* Activity: Answer with a bare number: the count of lines in the data below that contain the word "Moskau".

Page transcription dataset items:

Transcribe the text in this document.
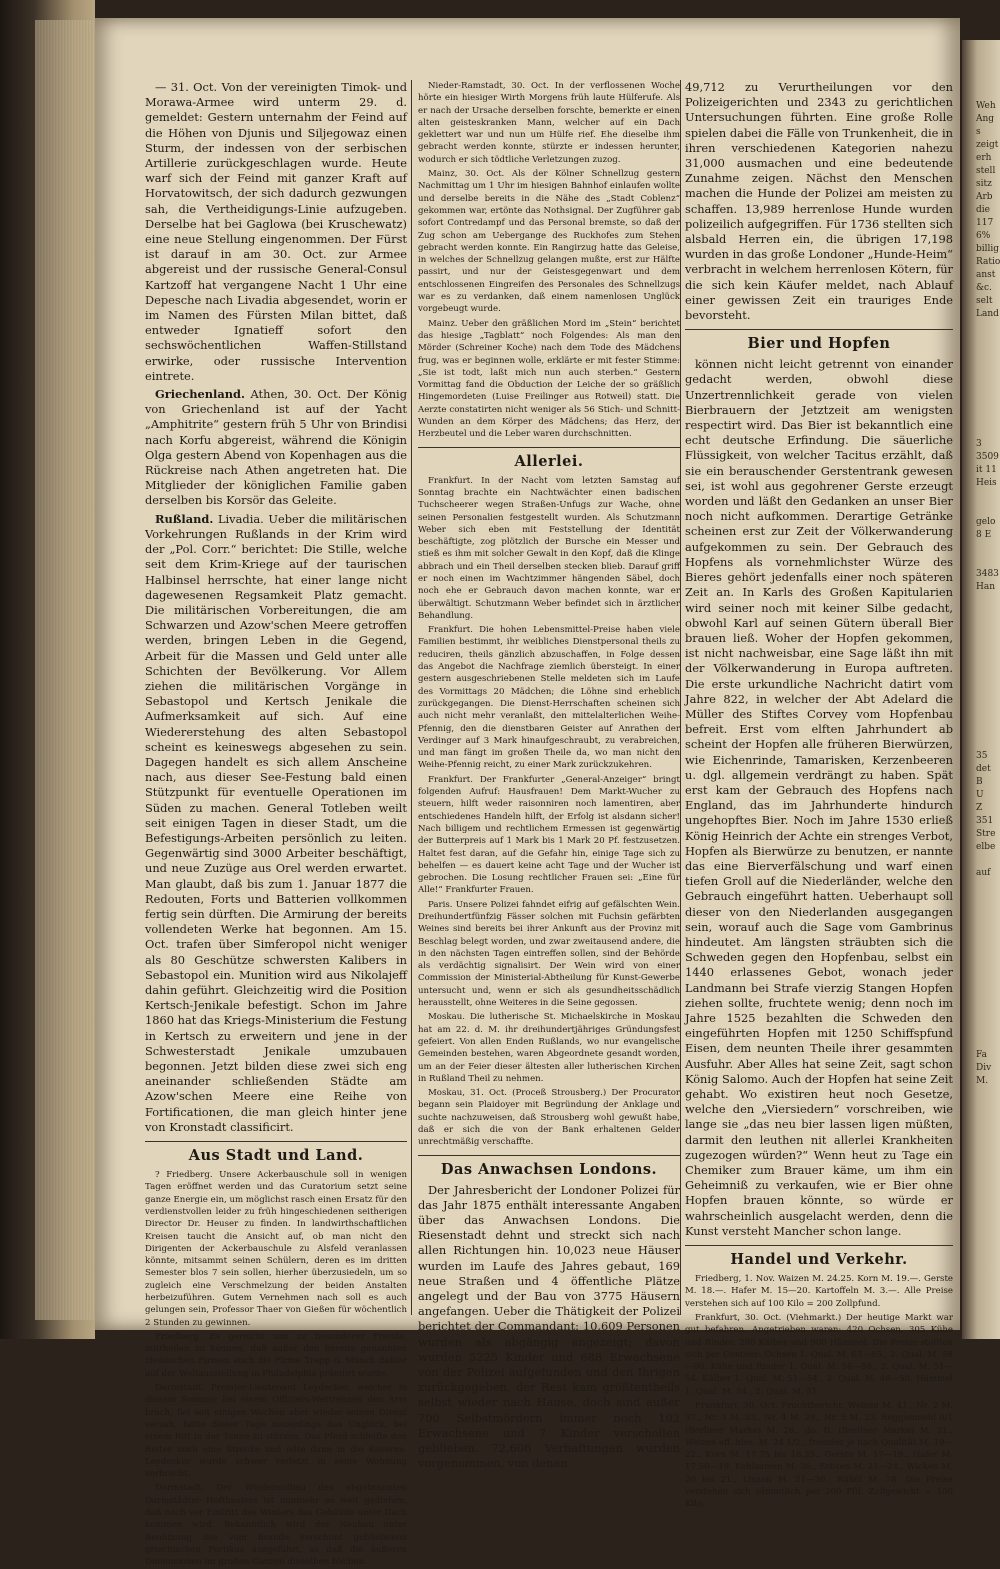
Weh
Ang
s
zeigt
erh
stell
sitz
Arb
die
117
6%
billig
Ratio
anst
&c.
selt
Land

3
3509
it 11
Heis

gelo
8 E

3483
Han

35
det
B
U
Z
351
Stre
elbe

auf

Fa
Div
M.

— 31. Oct. Von der vereinigten Timok- und Morawa-Armee wird unterm 29. d. gemeldet: Gestern unternahm der Feind auf die Höhen von Djunis und Siljegowaz einen Sturm, der indessen von der serbischen Artillerie zurückgeschlagen wurde. Heute warf sich der Feind mit ganzer Kraft auf Horvatowitsch, der sich dadurch gezwungen sah, die Vertheidigungs-Linie aufzugeben. Derselbe hat bei Gaglowa (bei Kruschewatz) eine neue Stellung eingenommen. Der Fürst ist darauf in am 30. Oct. zur Armee abgereist und der russische General-Consul Kartzoff hat vergangene Nacht 1 Uhr eine Depesche nach Livadia abgesendet, worin er im Namen des Fürsten Milan bittet, daß entweder Ignatieff sofort den sechswöchentlichen Waffen-Stillstand erwirke, oder russische Intervention eintrete.

Griechenland. Athen, 30. Oct. Der König von Griechenland ist auf der Yacht „Amphitrite“ gestern früh 5 Uhr von Brindisi nach Korfu abgereist, während die Königin Olga gestern Abend von Kopenhagen aus die Rückreise nach Athen angetreten hat. Die Mitglieder der königlichen Familie gaben derselben bis Korsör das Geleite.

Rußland. Livadia. Ueber die militärischen Vorkehrungen Rußlands in der Krim wird der „Pol. Corr.“ berichtet: Die Stille, welche seit dem Krim-Kriege auf der taurischen Halbinsel herrschte, hat einer lange nicht dagewesenen Regsamkeit Platz gemacht. Die militärischen Vorbereitungen, die am Schwarzen und Azow'schen Meere getroffen werden, bringen Leben in die Gegend, Arbeit für die Massen und Geld unter alle Schichten der Bevölkerung. Vor Allem ziehen die militärischen Vorgänge in Sebastopol und Kertsch Jenikale die Aufmerksamkeit auf sich. Auf eine Wiedererstehung des alten Sebastopol scheint es keineswegs abgesehen zu sein. Dagegen handelt es sich allem Anscheine nach, aus dieser See-Festung bald einen Stützpunkt für eventuelle Operationen im Süden zu machen. General Totleben weilt seit einigen Tagen in dieser Stadt, um die Befestigungs-Arbeiten persönlich zu leiten. Gegenwärtig sind 3000 Arbeiter beschäftigt, und neue Zuzüge aus Orel werden erwartet. Man glaubt, daß bis zum 1. Januar 1877 die Redouten, Forts und Batterien vollkommen fertig sein dürften. Die Armirung der bereits vollendeten Werke hat begonnen. Am 15. Oct. trafen über Simferopol nicht weniger als 80 Geschütze schwersten Kalibers in Sebastopol ein. Munition wird aus Nikolajeff dahin geführt. Gleichzeitig wird die Position Kertsch-Jenikale befestigt. Schon im Jahre 1860 hat das Kriegs-Ministerium die Festung in Kertsch zu erweitern und jene in der Schwesterstadt Jenikale umzubauen begonnen. Jetzt bilden diese zwei sich eng aneinander schließenden Städte am Azow'schen Meere eine Reihe von Fortificationen, die man gleich hinter jene von Kronstadt classificirt.

Aus Stadt und Land.

? Friedberg. Unsere Ackerbauschule soll in wenigen Tagen eröffnet werden und das Curatorium setzt seine ganze Energie ein, um möglichst rasch einen Ersatz für den verdienstvollen leider zu früh hingeschiedenen seitherigen Director Dr. Heuser zu finden. In landwirthschaftlichen Kreisen taucht die Ansicht auf, ob man nicht den Dirigenten der Ackerbauschule zu Alsfeld veranlassen könnte, mitsammt seinen Schülern, deren es im dritten Semester blos 7 sein sollen, hierher überzusiedeln, um so zugleich eine Verschmelzung der beiden Anstalten herbeizuführen. Gutem Vernehmen nach soll es auch gelungen sein, Professor Thaer von Gießen für wöchentlich 2 Stunden zu gewinnen.

Friedberg. Es gereicht uns zu besonderer Freude, mittheilen zu können, daß außer den bereits genannten Hessischen Firmen auch die Firma Trapp & Münch dahier auf der Weltausstellung in Philadelphia prämiirt wurde.

Darmstadt. Premier-Lieutenant Leydecker, welcher in diesem Sommer bei einem Officiers-Wettrennen den Arm brach, fiel seit einigen Wochen aber wieder seinen Dienst versah, hatte dieser Tage neuerdings das Unglück, bei einem Ritt in der Tanne zu stürzen. Das Pferd schleifte den Reiter noch eine Strecke und eilte dann in die Kaserne. Leydecker wurde schwer verletzt in seine Wohnung verbracht.

Darmstadt. Der Wiederaufbau des abgebrannten Darmstädter Hoftheaters ist nunmehr so weit gediehen, daß noch vor Eintritt des Winters das Gebäude unter Dach kommen wird. Bekanntlich wird der Neubau unter Benützung des vom Brande verschont gebliebenen griechischen Portikus ausgeführt, so daß die äußeren Dimensionen im großen Ganzen dieselben bleiben.

Nieder-Ramstadt, 30. Oct. In der verflossenen Woche hörte ein hiesiger Wirth Morgens früh laute Hülferufe. Als er nach der Ursache derselben forschte, bemerkte er einen alten geisteskranken Mann, welcher auf ein Dach geklettert war und nun um Hülfe rief. Ehe dieselbe ihm gebracht werden konnte, stürzte er indessen herunter, wodurch er sich tödtliche Verletzungen zuzog.

Mainz, 30. Oct. Als der Kölner Schnellzug gestern Nachmittag um 1 Uhr im hiesigen Bahnhof einlaufen wollte und derselbe bereits in die Nähe des „Stadt Coblenz“ gekommen war, ertönte das Nothsignal. Der Zugführer gab sofort Contredampf und das Personal bremste, so daß der Zug schon am Uebergange des Ruckhofes zum Stehen gebracht werden konnte. Ein Rangirzug hatte das Geleise, in welches der Schnellzug gelangen mußte, erst zur Hälfte passirt, und nur der Geistesgegenwart und dem entschlossenen Eingreifen des Personales des Schnellzugs war es zu verdanken, daß einem namenlosen Unglück vorgebeugt wurde.

Mainz. Ueber den gräßlichen Mord im „Stein“ berichtet das hiesige „Tagblatt“ noch Folgendes: Als man den Mörder (Schreiner Koche) nach dem Tode des Mädchens frug, was er beginnen wolle, erklärte er mit fester Stimme: „Sie ist todt, laßt mich nun auch sterben.“ Gestern Vormittag fand die Obduction der Leiche der so gräßlich Hingemordeten (Luise Freilinger aus Rotweil) statt. Die Aerzte constatirten nicht weniger als 56 Stich- und Schnitt-Wunden an dem Körper des Mädchens; das Herz, der Herzbeutel und die Leber waren durchschnitten.

Allerlei.

Frankfurt. In der Nacht vom letzten Samstag auf Sonntag brachte ein Nachtwächter einen badischen Tuchscheerer wegen Straßen-Unfugs zur Wache, ohne seinen Personalien festgestellt wurden. Als Schutzmann Weber sich eben mit Feststellung der Identität beschäftigte, zog plötzlich der Bursche ein Messer und stieß es ihm mit solcher Gewalt in den Kopf, daß die Klinge abbrach und ein Theil derselben stecken blieb. Darauf griff er noch einen im Wachtzimmer hängenden Säbel, doch noch ehe er Gebrauch davon machen konnte, war er überwältigt. Schutzmann Weber befindet sich in ärztlicher Behandlung.

Frankfurt. Die hohen Lebensmittel-Preise haben viele Familien bestimmt, ihr weibliches Dienstpersonal theils zu reduciren, theils gänzlich abzuschaffen, in Folge dessen das Angebot die Nachfrage ziemlich übersteigt. In einer gestern ausgeschriebenen Stelle meldeten sich im Laufe des Vormittags 20 Mädchen; die Löhne sind erheblich zurückgegangen. Die Dienst-Herrschaften scheinen sich auch nicht mehr veranlaßt, den mittelalterlichen Weihe-Pfennig, den die dienstbaren Geister auf Anrathen der Verdinger auf 3 Mark hinaufgeschraubt, zu verabreichen, und man fängt im großen Theile da, wo man nicht den Weihe-Pfennig reicht, zu einer Mark zurückzukehren.

Frankfurt. Der Frankfurter „General-Anzeiger“ bringt folgenden Aufruf: Hausfrauen! Dem Markt-Wucher zu steuern, hilft weder raisonniren noch lamentiren, aber entschiedenes Handeln hilft, der Erfolg ist alsdann sicher! Nach billigem und rechtlichem Ermessen ist gegenwärtig der Butterpreis auf 1 Mark bis 1 Mark 20 Pf. festzusetzen. Haltet fest daran, auf die Gefahr hin, einige Tage sich zu behelfen — es dauert keine acht Tage und der Wucher ist gebrochen. Die Losung rechtlicher Frauen sei: „Eine für Alle!“ Frankfurter Frauen.

Paris. Unsere Polizei fahndet eifrig auf gefälschten Wein. Dreihundertfünfzig Fässer solchen mit Fuchsin gefärbten Weines sind bereits bei ihrer Ankunft aus der Provinz mit Beschlag belegt worden, und zwar zweitausend andere, die in den nächsten Tagen eintreffen sollen, sind der Behörde als verdächtig signalisirt. Der Wein wird von einer Commission der Ministerial-Abtheilung für Kunst-Gewerbe untersucht und, wenn er sich als gesundheitsschädlich herausstellt, ohne Weiteres in die Seine gegossen.

Moskau. Die lutherische St. Michaelskirche in Moskau hat am 22. d. M. ihr dreihundertjähriges Gründungsfest gefeiert. Von allen Enden Rußlands, wo nur evangelische Gemeinden bestehen, waren Abgeordnete gesandt worden, um an der Feier dieser ältesten aller lutherischen Kirchen in Rußland Theil zu nehmen.

Moskau, 31. Oct. (Proceß Strousberg.) Der Procurator begann sein Plaidoyer mit Begründung der Anklage und suchte nachzuweisen, daß Strousberg wohl gewußt habe, daß er sich die von der Bank erhaltenen Gelder unrechtmäßig verschaffte.

Das Anwachsen Londons.

Der Jahresbericht der Londoner Polizei für das Jahr 1875 enthält interessante Angaben über das Anwachsen Londons. Die Riesenstadt dehnt und streckt sich nach allen Richtungen hin. 10,023 neue Häuser wurden im Laufe des Jahres gebaut, 169 neue Straßen und 4 öffentliche Plätze angelegt und der Bau von 3775 Häusern angefangen. Ueber die Thätigkeit der Polizei berichtet der Commandant: 10,609 Personen wurden als abgängig angezeigt; davon wurden 5225 Kinder und 688 Erwachsene von der Polizei aufgefunden und den Ihrigen zurückgegeben, der Rest kam größtentheils selbst wieder nach Hause, doch sind außer 700 Selbstmördern immer noch 102 Erwachsene und 7 Kinder verschollen geblieben. 72,606 Verhaftungen wurden vorgenommen, von denen

49,712 zu Verurtheilungen vor den Polizeigerichten und 2343 zu gerichtlichen Untersuchungen führten. Eine große Rolle spielen dabei die Fälle von Trunkenheit, die in ihren verschiedenen Kategorien nahezu 31,000 ausmachen und eine bedeutende Zunahme zeigen. Nächst den Menschen machen die Hunde der Polizei am meisten zu schaffen. 13,989 herrenlose Hunde wurden polizeilich aufgegriffen. Für 1736 stellten sich alsbald Herren ein, die übrigen 17,198 wurden in das große Londoner „Hunde-Heim“ verbracht in welchem herrenlosen Kötern, für die sich kein Käufer meldet, nach Ablauf einer gewissen Zeit ein trauriges Ende bevorsteht.

Bier und Hopfen

können nicht leicht getrennt von einander gedacht werden, obwohl diese Unzertrennlichkeit gerade von vielen Bierbrauern der Jetztzeit am wenigsten respectirt wird. Das Bier ist bekanntlich eine echt deutsche Erfindung. Die säuerliche Flüssigkeit, von welcher Tacitus erzählt, daß sie ein berauschender Gerstentrank gewesen sei, ist wohl aus gegohrener Gerste erzeugt worden und läßt den Gedanken an unser Bier noch nicht aufkommen. Derartige Getränke scheinen erst zur Zeit der Völkerwanderung aufgekommen zu sein. Der Gebrauch des Hopfens als vornehmlichster Würze des Bieres gehört jedenfalls einer noch späteren Zeit an. In Karls des Großen Kapitularien wird seiner noch mit keiner Silbe gedacht, obwohl Karl auf seinen Gütern überall Bier brauen ließ. Woher der Hopfen gekommen, ist nicht nachweisbar, eine Sage läßt ihn mit der Völkerwanderung in Europa auftreten. Die erste urkundliche Nachricht datirt vom Jahre 822, in welcher der Abt Adelard die Müller des Stiftes Corvey vom Hopfenbau befreit. Erst vom elften Jahrhundert ab scheint der Hopfen alle früheren Bierwürzen, wie Eichenrinde, Tamarisken, Kerzenbeeren u. dgl. allgemein verdrängt zu haben. Spät erst kam der Gebrauch des Hopfens nach England, das im Jahrhunderte hindurch ungehopftes Bier. Noch im Jahre 1530 erließ König Heinrich der Achte ein strenges Verbot, Hopfen als Bierwürze zu benutzen, er nannte das eine Bierverfälschung und warf einen tiefen Groll auf die Niederländer, welche den Gebrauch eingeführt hatten. Ueberhaupt soll dieser von den Niederlanden ausgegangen sein, worauf auch die Sage vom Gambrinus hindeutet. Am längsten sträubten sich die Schweden gegen den Hopfenbau, selbst ein 1440 erlassenes Gebot, wonach jeder Landmann bei Strafe vierzig Stangen Hopfen ziehen sollte, fruchtete wenig; denn noch im Jahre 1525 bezahlten die Schweden den eingeführten Hopfen mit 1250 Schiffspfund Eisen, dem neunten Theile ihrer gesammten Ausfuhr. Aber Alles hat seine Zeit, sagt schon König Salomo. Auch der Hopfen hat seine Zeit gehabt. Wo existiren heut noch Gesetze, welche den „Viersiedern“ vorschreiben, wie lange sie „das neu bier lassen ligen müßten, darmit den leuthen nit allerlei Krankheiten zugezogen würden?“ Wenn heut zu Tage ein Chemiker zum Brauer käme, um ihm ein Geheimniß zu verkaufen, wie er Bier ohne Hopfen brauen könnte, so würde er wahrscheinlich ausgelacht werden, denn die Kunst versteht Mancher schon lange.

Handel und Verkehr.

Friedberg, 1. Nov. Waizen M. 24.25. Korn M. 19.—. Gerste M. 18.—. Hafer M. 15—20. Kartoffeln M. 3.—. Alle Preise verstehen sich auf 100 Kilo = 200 Zollpfund.

Frankfurt, 30. Oct. (Viehmarkt.) Der heutige Markt war gut befahren. Angetrieben waren: 420 Ochsen, 305 Kühe und Rinder, 280 Kälber und 900 Hämmel. Die Preise stellten sich per Centner: Ochsen 1. Qual. M. 63—65., 2. Qual. M. 58—60. Kühe und Rinder 1. Qual. M. 56—58., 2. Qual. M. 51—54. Kälber 1. Qual. M. 51—54., 2. Qual. M. 48—50. Hämmel 1. Qual. M. 54., 2. Qual. M. 51.

Frankfurt, 30. Oct. Fruchtbericht. Weizen M. 41., Nr. 2 M. 37., Nr. 3 M. 33., Nr. 4 M. 29., Nr. 5 M. 23. Roggenmehl 0/1 (Berliner Marke) M. 26., do. II. (Berliner Marke) M. 21., Weizen eff. hies. M. 24 1/2., fremder je nach Qualität M. 19—22., Korn M. 17.75 bis 18.25., Gerste M. 17—19., Hafer M. 17.50—19. Kohlsamen M. 36., Erbsen M. 21—24., Wicken M. 20 bis 21., Linsen M. 21—30., Rüböl M. 78. Die Preise verstehen sich sämmtlich per 200 Pfd. Zollgewicht = 100 Kilo.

* Task solution: 2